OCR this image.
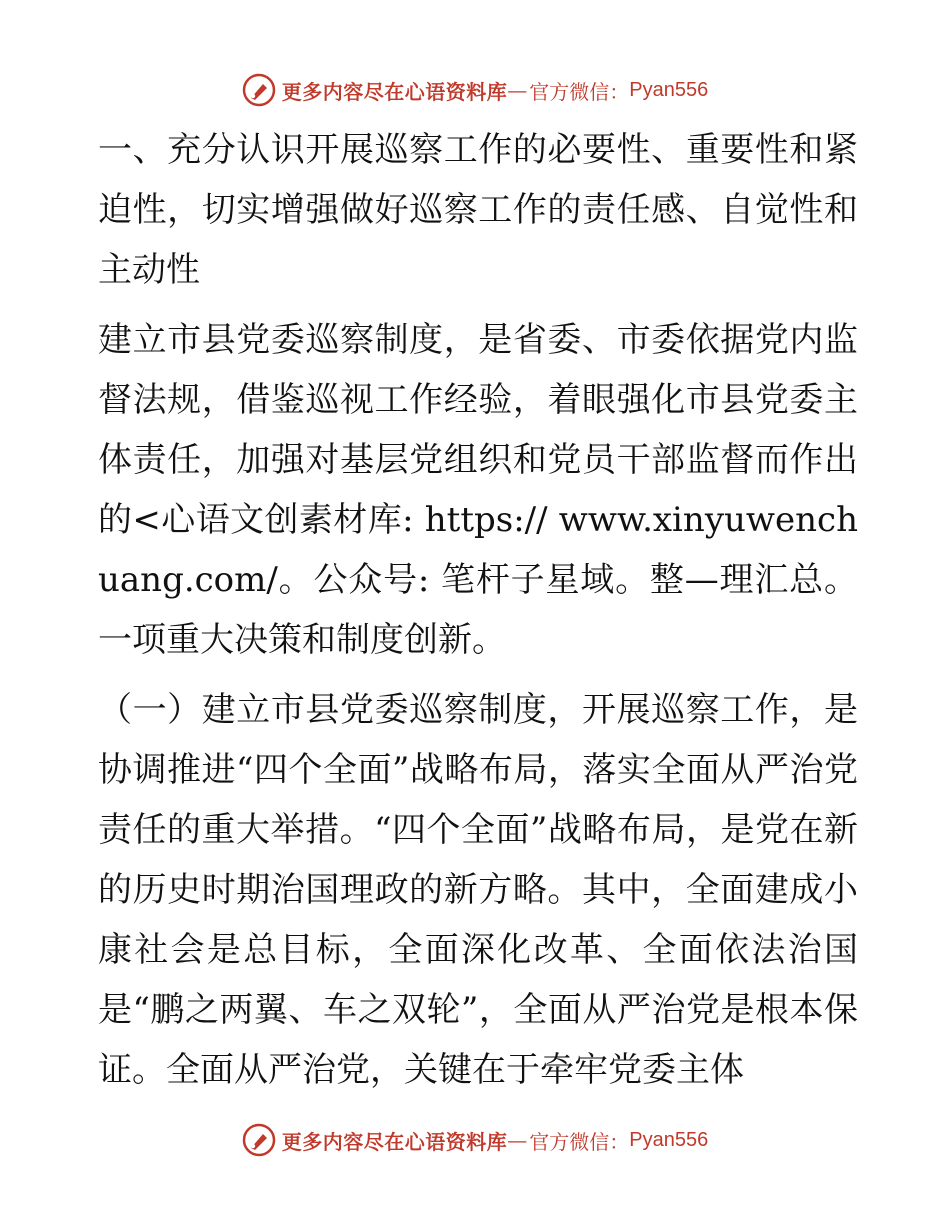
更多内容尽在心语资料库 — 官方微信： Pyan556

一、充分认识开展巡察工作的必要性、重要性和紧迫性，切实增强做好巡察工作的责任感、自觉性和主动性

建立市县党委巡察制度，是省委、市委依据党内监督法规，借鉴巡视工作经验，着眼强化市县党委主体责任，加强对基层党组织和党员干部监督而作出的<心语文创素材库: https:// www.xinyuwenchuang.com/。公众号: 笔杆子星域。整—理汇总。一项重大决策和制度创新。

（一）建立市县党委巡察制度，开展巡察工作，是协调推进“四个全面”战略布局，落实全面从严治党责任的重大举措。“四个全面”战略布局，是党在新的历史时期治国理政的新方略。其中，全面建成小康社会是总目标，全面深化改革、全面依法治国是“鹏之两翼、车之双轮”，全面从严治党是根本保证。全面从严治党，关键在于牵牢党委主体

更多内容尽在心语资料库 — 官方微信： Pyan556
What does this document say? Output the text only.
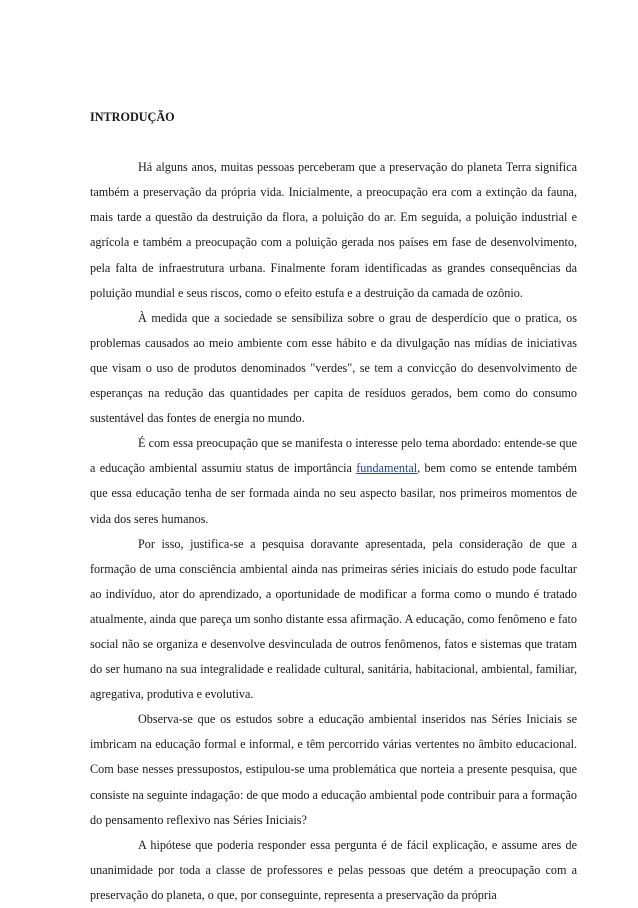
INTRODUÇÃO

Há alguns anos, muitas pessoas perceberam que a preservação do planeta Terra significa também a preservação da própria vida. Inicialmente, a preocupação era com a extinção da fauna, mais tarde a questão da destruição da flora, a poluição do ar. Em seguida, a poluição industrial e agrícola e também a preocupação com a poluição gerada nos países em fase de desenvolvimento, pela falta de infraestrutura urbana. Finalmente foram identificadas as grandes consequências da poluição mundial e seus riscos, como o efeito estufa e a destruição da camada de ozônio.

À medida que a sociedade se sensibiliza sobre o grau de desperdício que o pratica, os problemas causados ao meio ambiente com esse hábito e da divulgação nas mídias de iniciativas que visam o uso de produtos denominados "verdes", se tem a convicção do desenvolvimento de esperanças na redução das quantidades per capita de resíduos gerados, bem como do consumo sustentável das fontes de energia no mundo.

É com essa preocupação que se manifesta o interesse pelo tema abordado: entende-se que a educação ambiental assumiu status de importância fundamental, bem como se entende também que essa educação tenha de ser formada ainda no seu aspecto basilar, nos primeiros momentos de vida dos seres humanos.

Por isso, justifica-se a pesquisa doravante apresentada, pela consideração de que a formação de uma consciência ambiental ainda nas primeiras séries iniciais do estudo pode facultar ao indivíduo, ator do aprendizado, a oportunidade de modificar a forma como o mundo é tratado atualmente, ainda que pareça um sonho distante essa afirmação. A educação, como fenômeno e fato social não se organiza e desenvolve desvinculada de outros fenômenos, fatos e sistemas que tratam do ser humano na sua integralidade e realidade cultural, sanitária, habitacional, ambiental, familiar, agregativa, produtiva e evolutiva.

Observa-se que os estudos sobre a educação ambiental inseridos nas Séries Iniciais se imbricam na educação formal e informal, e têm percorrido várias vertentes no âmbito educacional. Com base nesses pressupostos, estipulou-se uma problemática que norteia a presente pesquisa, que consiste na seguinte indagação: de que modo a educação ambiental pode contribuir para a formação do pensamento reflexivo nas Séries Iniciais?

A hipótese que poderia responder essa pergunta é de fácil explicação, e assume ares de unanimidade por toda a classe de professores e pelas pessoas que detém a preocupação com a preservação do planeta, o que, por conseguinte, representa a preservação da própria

══════

Set task:
Find every line that has "preservação" in it, then return those lines.

Result of this exercise:
Há alguns anos, muitas pessoas perceberam que a preservação do planeta Terra significa também a preservação da própria vida. Inicialmente, a preocupação era com a extinção da fauna, mais tarde a questão da destruição da flora, a poluição do ar. Em seguida, a poluição industrial e agrícola e também a preocupação com a poluição gerada nos países em fase de desenvolvimento, pela falta de infraestrutura urbana. Finalmente foram identificadas as grandes consequências da poluição mundial e seus riscos, como o efeito estufa e a destruição da camada de ozônio.
A hipótese que poderia responder essa pergunta é de fácil explicação, e assume ares de unanimidade por toda a classe de professores e pelas pessoas que detém a preocupação com a preservação do planeta, o que, por conseguinte, representa a preservação da própria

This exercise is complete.